- [SHORT PROBLEM]: Give every line of the material again, exactly as written.

- [DATASET]:
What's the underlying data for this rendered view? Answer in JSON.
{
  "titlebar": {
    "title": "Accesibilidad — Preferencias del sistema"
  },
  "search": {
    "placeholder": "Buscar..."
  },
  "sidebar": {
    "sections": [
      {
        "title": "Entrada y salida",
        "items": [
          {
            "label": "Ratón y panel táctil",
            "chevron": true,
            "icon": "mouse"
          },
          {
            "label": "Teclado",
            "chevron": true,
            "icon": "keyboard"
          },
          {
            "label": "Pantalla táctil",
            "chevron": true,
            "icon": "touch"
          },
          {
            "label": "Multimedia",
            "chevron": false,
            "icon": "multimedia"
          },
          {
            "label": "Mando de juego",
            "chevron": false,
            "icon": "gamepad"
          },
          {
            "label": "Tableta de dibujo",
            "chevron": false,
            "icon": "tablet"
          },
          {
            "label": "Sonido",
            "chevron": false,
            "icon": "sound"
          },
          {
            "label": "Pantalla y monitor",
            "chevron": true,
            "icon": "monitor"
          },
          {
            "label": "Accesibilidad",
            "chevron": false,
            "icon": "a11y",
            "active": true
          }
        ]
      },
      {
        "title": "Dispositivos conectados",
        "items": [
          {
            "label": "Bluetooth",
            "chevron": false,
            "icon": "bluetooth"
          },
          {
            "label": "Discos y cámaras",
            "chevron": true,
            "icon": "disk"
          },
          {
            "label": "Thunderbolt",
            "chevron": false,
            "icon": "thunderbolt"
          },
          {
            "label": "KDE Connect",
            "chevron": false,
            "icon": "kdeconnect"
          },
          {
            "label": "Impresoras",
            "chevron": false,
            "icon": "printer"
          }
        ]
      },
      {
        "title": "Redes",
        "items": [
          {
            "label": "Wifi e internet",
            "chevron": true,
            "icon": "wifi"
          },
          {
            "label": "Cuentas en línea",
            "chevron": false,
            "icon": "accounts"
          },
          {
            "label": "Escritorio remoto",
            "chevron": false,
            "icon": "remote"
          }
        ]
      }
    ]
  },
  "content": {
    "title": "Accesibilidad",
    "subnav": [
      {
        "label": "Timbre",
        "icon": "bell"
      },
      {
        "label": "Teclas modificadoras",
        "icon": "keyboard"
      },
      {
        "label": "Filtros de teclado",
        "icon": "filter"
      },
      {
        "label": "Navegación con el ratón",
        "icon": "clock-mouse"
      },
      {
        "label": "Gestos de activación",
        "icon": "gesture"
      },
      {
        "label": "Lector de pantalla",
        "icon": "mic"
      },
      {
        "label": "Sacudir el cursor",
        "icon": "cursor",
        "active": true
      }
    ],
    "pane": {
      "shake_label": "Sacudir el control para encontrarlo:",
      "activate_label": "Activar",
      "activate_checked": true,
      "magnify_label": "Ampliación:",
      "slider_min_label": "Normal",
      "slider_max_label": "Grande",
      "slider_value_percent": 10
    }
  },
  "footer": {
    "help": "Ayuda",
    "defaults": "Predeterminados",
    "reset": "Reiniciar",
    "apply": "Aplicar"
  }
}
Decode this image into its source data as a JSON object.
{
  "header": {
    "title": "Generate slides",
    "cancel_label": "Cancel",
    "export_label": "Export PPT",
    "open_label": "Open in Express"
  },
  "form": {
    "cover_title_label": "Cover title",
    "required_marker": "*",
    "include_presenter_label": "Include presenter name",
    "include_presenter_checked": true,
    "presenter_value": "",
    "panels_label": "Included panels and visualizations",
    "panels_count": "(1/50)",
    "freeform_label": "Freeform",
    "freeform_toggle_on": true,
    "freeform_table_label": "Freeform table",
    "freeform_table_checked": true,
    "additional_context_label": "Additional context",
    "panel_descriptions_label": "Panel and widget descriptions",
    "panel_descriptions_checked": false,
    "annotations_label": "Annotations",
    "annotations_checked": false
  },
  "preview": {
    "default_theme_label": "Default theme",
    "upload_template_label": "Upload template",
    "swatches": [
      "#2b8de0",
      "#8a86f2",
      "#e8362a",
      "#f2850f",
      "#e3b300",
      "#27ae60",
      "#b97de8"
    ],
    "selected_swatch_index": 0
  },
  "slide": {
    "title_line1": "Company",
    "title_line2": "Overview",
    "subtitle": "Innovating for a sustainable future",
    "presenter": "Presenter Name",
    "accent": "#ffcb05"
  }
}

- [EXPECTED OUTPUT]:
What's the underlying data for this rendered view? Answer in JSON.
{
  "titlebar": {
    "title": "Accesibilidad — Preferencias del sistema"
  },
  "search": {
    "placeholder": "Buscar..."
  },
  "sidebar": {
    "sections": [
      {
        "title": "Entrada y salida",
        "items": [
          {
            "label": "Ratón y panel táctil",
            "chevron": true,
            "icon": "mouse"
          },
          {
            "label": "Teclado",
            "chevron": true,
            "icon": "keyboard"
          },
          {
            "label": "Pantalla táctil",
            "chevron": true,
            "icon": "touch"
          },
          {
            "label": "Multimedia",
            "chevron": false,
            "icon": "multimedia"
          },
          {
            "label": "Mando de juego",
            "chevron": false,
            "icon": "gamepad"
          },
          {
            "label": "Tableta de dibujo",
            "chevron": false,
            "icon": "tablet"
          },
          {
            "label": "Sonido",
            "chevron": false,
            "icon": "sound"
          },
          {
            "label": "Pantalla y monitor",
            "chevron": true,
            "icon": "monitor"
          },
          {
            "label": "Accesibilidad",
            "chevron": false,
            "icon": "a11y",
            "active": true
          }
        ]
      },
      {
        "title": "Dispositivos conectados",
        "items": [
          {
            "label": "Bluetooth",
            "chevron": false,
            "icon": "bluetooth"
          },
          {
            "label": "Discos y cámaras",
            "chevron": true,
            "icon": "disk"
          },
          {
            "label": "Thunderbolt",
            "chevron": false,
            "icon": "thunderbolt"
          },
          {
            "label": "KDE Connect",
            "chevron": false,
            "icon": "kdeconnect"
          },
          {
            "label": "Impresoras",
            "chevron": false,
            "icon": "printer"
          }
        ]
      },
      {
        "title": "Redes",
        "items": [
          {
            "label": "Wifi e internet",
            "chevron": true,
            "icon": "wifi"
          },
          {
            "label": "Cuentas en línea",
            "chevron": false,
            "icon": "accounts"
          },
          {
            "label": "Escritorio remoto",
            "chevron": false,
            "icon": "remote"
          }
        ]
      }
    ]
  },
  "content": {
    "title": "Accesibilidad",
    "subnav": [
      {
        "label": "Timbre",
        "icon": "bell"
      },
      {
        "label": "Teclas modificadoras",
        "icon": "keyboard"
      },
      {
        "label": "Filtros de teclado",
        "icon": "filter"
      },
      {
        "label": "Navegación con el ratón",
        "icon": "clock-mouse"
      },
      {
        "label": "Gestos de activación",
        "icon": "gesture"
      },
      {
        "label": "Lector de pantalla",
        "icon": "mic"
      },
      {
        "label": "Sacudir el cursor",
        "icon": "cursor",
        "active": true
      }
    ],
    "pane": {
      "shake_label": "Sacudir el control para encontrarlo:",
      "activate_label": "Activar",
      "activate_checked": true,
      "magnify_label": "Ampliación:",
      "slider_min_label": "Normal",
      "slider_max_label": "Grande",
      "slider_value_percent": 10
    }
  },
  "footer": {
    "help": "Ayuda",
    "defaults": "Predeterminados",
    "reset": "Reiniciar",
    "apply": "Aplicar"
  }
}
Decode this image into its source data as a JSON object.
{
  "header": {
    "title": "Generate slides",
    "cancel_label": "Cancel",
    "export_label": "Export PPT",
    "open_label": "Open in Express"
  },
  "form": {
    "cover_title_label": "Cover title",
    "required_marker": "*",
    "include_presenter_label": "Include presenter name",
    "include_presenter_checked": true,
    "presenter_value": "",
    "panels_label": "Included panels and visualizations",
    "panels_count": "(1/50)",
    "freeform_label": "Freeform",
    "freeform_toggle_on": true,
    "freeform_table_label": "Freeform table",
    "freeform_table_checked": true,
    "additional_context_label": "Additional context",
    "panel_descriptions_label": "Panel and widget descriptions",
    "panel_descriptions_checked": false,
    "annotations_label": "Annotations",
    "annotations_checked": false
  },
  "preview": {
    "default_theme_label": "Default theme",
    "upload_template_label": "Upload template",
    "swatches": [
      "#2b8de0",
      "#8a86f2",
      "#e8362a",
      "#f2850f",
      "#e3b300",
      "#27ae60",
      "#b97de8"
    ],
    "selected_swatch_index": 0
  },
  "slide": {
    "title_line1": "Company",
    "title_line2": "Overview",
    "subtitle": "Innovating for a sustainable future",
    "presenter": "Presenter Name",
    "accent": "#ffcb05"
  }
}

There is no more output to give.